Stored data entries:
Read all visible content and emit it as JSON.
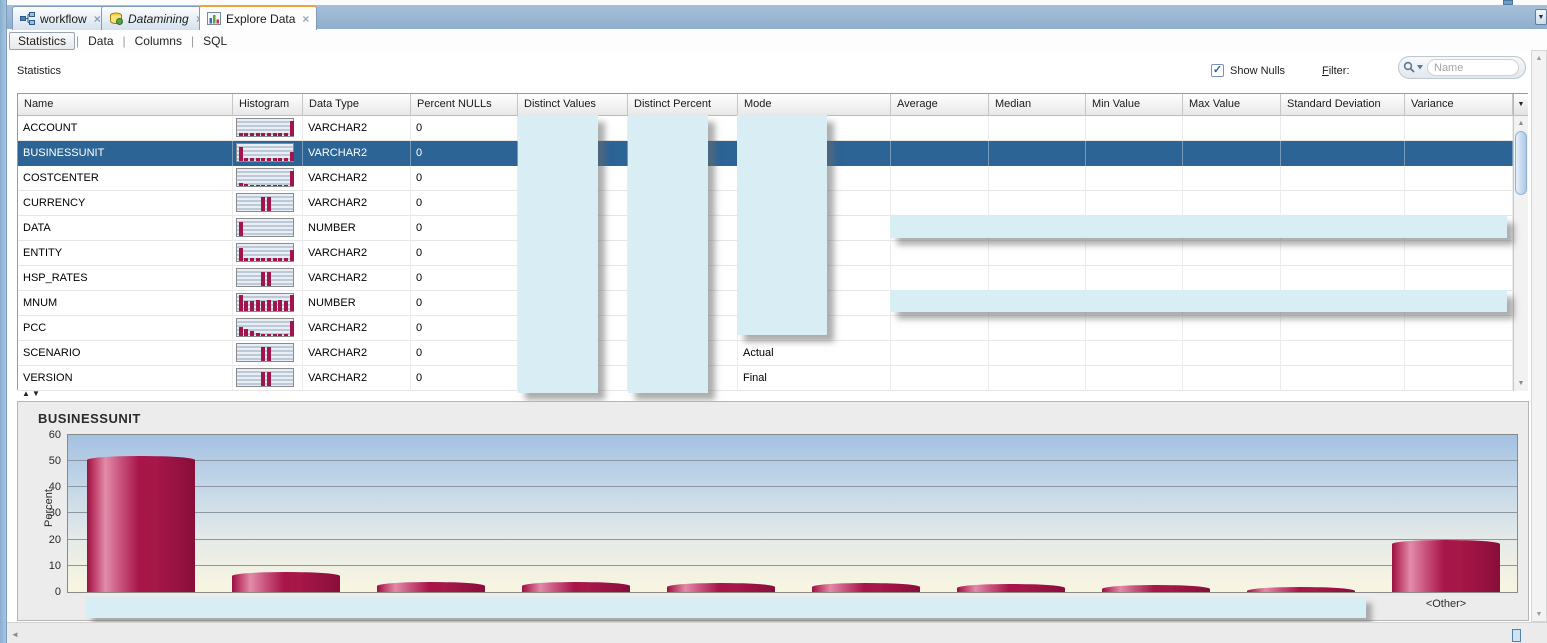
{
  "tabs": {
    "items": [
      {
        "label": "workflow",
        "icon": "workflow-icon",
        "active": false,
        "italic": false
      },
      {
        "label": "Datamining",
        "icon": "sql-icon",
        "active": false,
        "italic": true
      },
      {
        "label": "Explore Data",
        "icon": "chart-icon",
        "active": true,
        "italic": false
      }
    ],
    "close_glyph": "×",
    "overflow_glyph": "▼"
  },
  "subtabs": {
    "items": [
      "Statistics",
      "Data",
      "Columns",
      "SQL"
    ],
    "selected": "Statistics"
  },
  "panel": {
    "title": "Statistics",
    "show_nulls_checked": "✓",
    "show_nulls_label": "Show Nulls",
    "filter_mnemonic": "F",
    "filter_rest": "ilter:",
    "search_placeholder": "Name"
  },
  "table": {
    "columns": [
      "Name",
      "Histogram",
      "Data Type",
      "Percent NULLs",
      "Distinct Values",
      "Distinct Percent",
      "Mode",
      "Average",
      "Median",
      "Min Value",
      "Max Value",
      "Standard Deviation",
      "Variance"
    ],
    "rows": [
      {
        "name": "ACCOUNT",
        "data_type": "VARCHAR2",
        "percent_nulls": "0",
        "mode": "",
        "selected": false,
        "histogram": [
          15,
          15,
          15,
          15,
          15,
          15,
          15,
          15,
          15,
          90
        ]
      },
      {
        "name": "BUSINESSUNIT",
        "data_type": "VARCHAR2",
        "percent_nulls": "0",
        "mode": "",
        "selected": true,
        "histogram": [
          85,
          15,
          15,
          15,
          15,
          15,
          15,
          15,
          15,
          50
        ]
      },
      {
        "name": "COSTCENTER",
        "data_type": "VARCHAR2",
        "percent_nulls": "0",
        "mode": "",
        "selected": false,
        "histogram": [
          18,
          12,
          6,
          6,
          6,
          6,
          6,
          6,
          6,
          90
        ]
      },
      {
        "name": "CURRENCY",
        "data_type": "VARCHAR2",
        "percent_nulls": "0",
        "mode": "",
        "selected": false,
        "histogram": [
          0,
          0,
          0,
          0,
          80,
          80,
          0,
          0,
          0,
          0
        ]
      },
      {
        "name": "DATA",
        "data_type": "NUMBER",
        "percent_nulls": "0",
        "mode": "",
        "selected": false,
        "histogram": [
          80,
          0,
          0,
          0,
          0,
          0,
          0,
          0,
          0,
          0
        ]
      },
      {
        "name": "ENTITY",
        "data_type": "VARCHAR2",
        "percent_nulls": "0",
        "mode": "",
        "selected": false,
        "histogram": [
          75,
          20,
          18,
          18,
          18,
          18,
          18,
          18,
          18,
          65
        ]
      },
      {
        "name": "HSP_RATES",
        "data_type": "VARCHAR2",
        "percent_nulls": "0",
        "mode": "",
        "selected": false,
        "histogram": [
          0,
          0,
          0,
          0,
          80,
          80,
          0,
          0,
          0,
          0
        ]
      },
      {
        "name": "MNUM",
        "data_type": "NUMBER",
        "percent_nulls": "0",
        "mode": "",
        "selected": false,
        "histogram": [
          95,
          60,
          60,
          65,
          60,
          65,
          60,
          65,
          60,
          95
        ]
      },
      {
        "name": "PCC",
        "data_type": "VARCHAR2",
        "percent_nulls": "0",
        "mode": "",
        "selected": false,
        "histogram": [
          50,
          40,
          28,
          15,
          12,
          12,
          12,
          12,
          12,
          88
        ]
      },
      {
        "name": "SCENARIO",
        "data_type": "VARCHAR2",
        "percent_nulls": "0",
        "mode": "Actual",
        "selected": false,
        "histogram": [
          0,
          0,
          0,
          0,
          80,
          80,
          0,
          0,
          0,
          0
        ]
      },
      {
        "name": "VERSION",
        "data_type": "VARCHAR2",
        "percent_nulls": "0",
        "mode": "Final",
        "selected": false,
        "histogram": [
          0,
          0,
          0,
          0,
          80,
          80,
          0,
          0,
          0,
          0
        ]
      }
    ]
  },
  "chart_data": {
    "type": "bar",
    "title": "BUSINESSUNIT",
    "xlabel": "",
    "ylabel": "Percent",
    "ylim": [
      0,
      60
    ],
    "yticks": [
      0,
      10,
      20,
      30,
      40,
      50,
      60
    ],
    "grid": "horizontal",
    "legend": "none",
    "categories": [
      "",
      "",
      "",
      "",
      "",
      "",
      "",
      "",
      "",
      "<Other>"
    ],
    "values": [
      52,
      7.5,
      4,
      4,
      3.5,
      3.5,
      3,
      2.5,
      2,
      20
    ]
  },
  "colors": {
    "selection_row": "#2d6496",
    "bar_crimson": "#a81549",
    "overlay_blue": "#d9edf4",
    "tabbar_blue": "#9ab5d3",
    "active_tab_accent": "#eaa63d",
    "plot_top": "#a4c1e2",
    "plot_bottom": "#f9f5e1"
  }
}
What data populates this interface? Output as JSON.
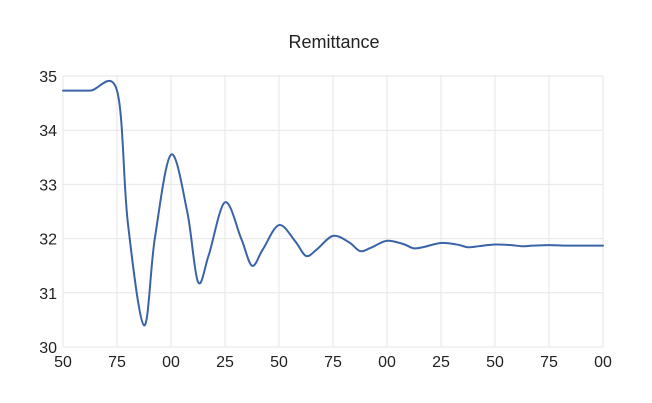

**Work required**. Take the listing above and print it exactly, apart from the pictures.

**Completed exercise**.
Read all visible content and emit it as JSON.
{
  "tabs": {
    "items": [
      {
        "label": "workflow",
        "icon": "workflow-icon",
        "active": false,
        "italic": false
      },
      {
        "label": "Datamining",
        "icon": "sql-icon",
        "active": false,
        "italic": true
      },
      {
        "label": "Explore Data",
        "icon": "chart-icon",
        "active": true,
        "italic": false
      }
    ],
    "close_glyph": "×",
    "overflow_glyph": "▼"
  },
  "subtabs": {
    "items": [
      "Statistics",
      "Data",
      "Columns",
      "SQL"
    ],
    "selected": "Statistics"
  },
  "panel": {
    "title": "Statistics",
    "show_nulls_checked": "✓",
    "show_nulls_label": "Show Nulls",
    "filter_mnemonic": "F",
    "filter_rest": "ilter:",
    "search_placeholder": "Name"
  },
  "table": {
    "columns": [
      "Name",
      "Histogram",
      "Data Type",
      "Percent NULLs",
      "Distinct Values",
      "Distinct Percent",
      "Mode",
      "Average",
      "Median",
      "Min Value",
      "Max Value",
      "Standard Deviation",
      "Variance"
    ],
    "rows": [
      {
        "name": "ACCOUNT",
        "data_type": "VARCHAR2",
        "percent_nulls": "0",
        "mode": "",
        "selected": false,
        "histogram": [
          15,
          15,
          15,
          15,
          15,
          15,
          15,
          15,
          15,
          90
        ]
      },
      {
        "name": "BUSINESSUNIT",
        "data_type": "VARCHAR2",
        "percent_nulls": "0",
        "mode": "",
        "selected": true,
        "histogram": [
          85,
          15,
          15,
          15,
          15,
          15,
          15,
          15,
          15,
          50
        ]
      },
      {
        "name": "COSTCENTER",
        "data_type": "VARCHAR2",
        "percent_nulls": "0",
        "mode": "",
        "selected": false,
        "histogram": [
          18,
          12,
          6,
          6,
          6,
          6,
          6,
          6,
          6,
          90
        ]
      },
      {
        "name": "CURRENCY",
        "data_type": "VARCHAR2",
        "percent_nulls": "0",
        "mode": "",
        "selected": false,
        "histogram": [
          0,
          0,
          0,
          0,
          80,
          80,
          0,
          0,
          0,
          0
        ]
      },
      {
        "name": "DATA",
        "data_type": "NUMBER",
        "percent_nulls": "0",
        "mode": "",
        "selected": false,
        "histogram": [
          80,
          0,
          0,
          0,
          0,
          0,
          0,
          0,
          0,
          0
        ]
      },
      {
        "name": "ENTITY",
        "data_type": "VARCHAR2",
        "percent_nulls": "0",
        "mode": "",
        "selected": false,
        "histogram": [
          75,
          20,
          18,
          18,
          18,
          18,
          18,
          18,
          18,
          65
        ]
      },
      {
        "name": "HSP_RATES",
        "data_type": "VARCHAR2",
        "percent_nulls": "0",
        "mode": "",
        "selected": false,
        "histogram": [
          0,
          0,
          0,
          0,
          80,
          80,
          0,
          0,
          0,
          0
        ]
      },
      {
        "name": "MNUM",
        "data_type": "NUMBER",
        "percent_nulls": "0",
        "mode": "",
        "selected": false,
        "histogram": [
          95,
          60,
          60,
          65,
          60,
          65,
          60,
          65,
          60,
          95
        ]
      },
      {
        "name": "PCC",
        "data_type": "VARCHAR2",
        "percent_nulls": "0",
        "mode": "",
        "selected": false,
        "histogram": [
          50,
          40,
          28,
          15,
          12,
          12,
          12,
          12,
          12,
          88
        ]
      },
      {
        "name": "SCENARIO",
        "data_type": "VARCHAR2",
        "percent_nulls": "0",
        "mode": "Actual",
        "selected": false,
        "histogram": [
          0,
          0,
          0,
          0,
          80,
          80,
          0,
          0,
          0,
          0
        ]
      },
      {
        "name": "VERSION",
        "data_type": "VARCHAR2",
        "percent_nulls": "0",
        "mode": "Final",
        "selected": false,
        "histogram": [
          0,
          0,
          0,
          0,
          80,
          80,
          0,
          0,
          0,
          0
        ]
      }
    ]
  },
  "chart_data": {
    "type": "bar",
    "title": "BUSINESSUNIT",
    "xlabel": "",
    "ylabel": "Percent",
    "ylim": [
      0,
      60
    ],
    "yticks": [
      0,
      10,
      20,
      30,
      40,
      50,
      60
    ],
    "grid": "horizontal",
    "legend": "none",
    "categories": [
      "",
      "",
      "",
      "",
      "",
      "",
      "",
      "",
      "",
      "<Other>"
    ],
    "values": [
      52,
      7.5,
      4,
      4,
      3.5,
      3.5,
      3,
      2.5,
      2,
      20
    ]
  },
  "colors": {
    "selection_row": "#2d6496",
    "bar_crimson": "#a81549",
    "overlay_blue": "#d9edf4",
    "tabbar_blue": "#9ab5d3",
    "active_tab_accent": "#eaa63d",
    "plot_top": "#a4c1e2",
    "plot_bottom": "#f9f5e1"
  }
}
What data populates this interface? Output as JSON.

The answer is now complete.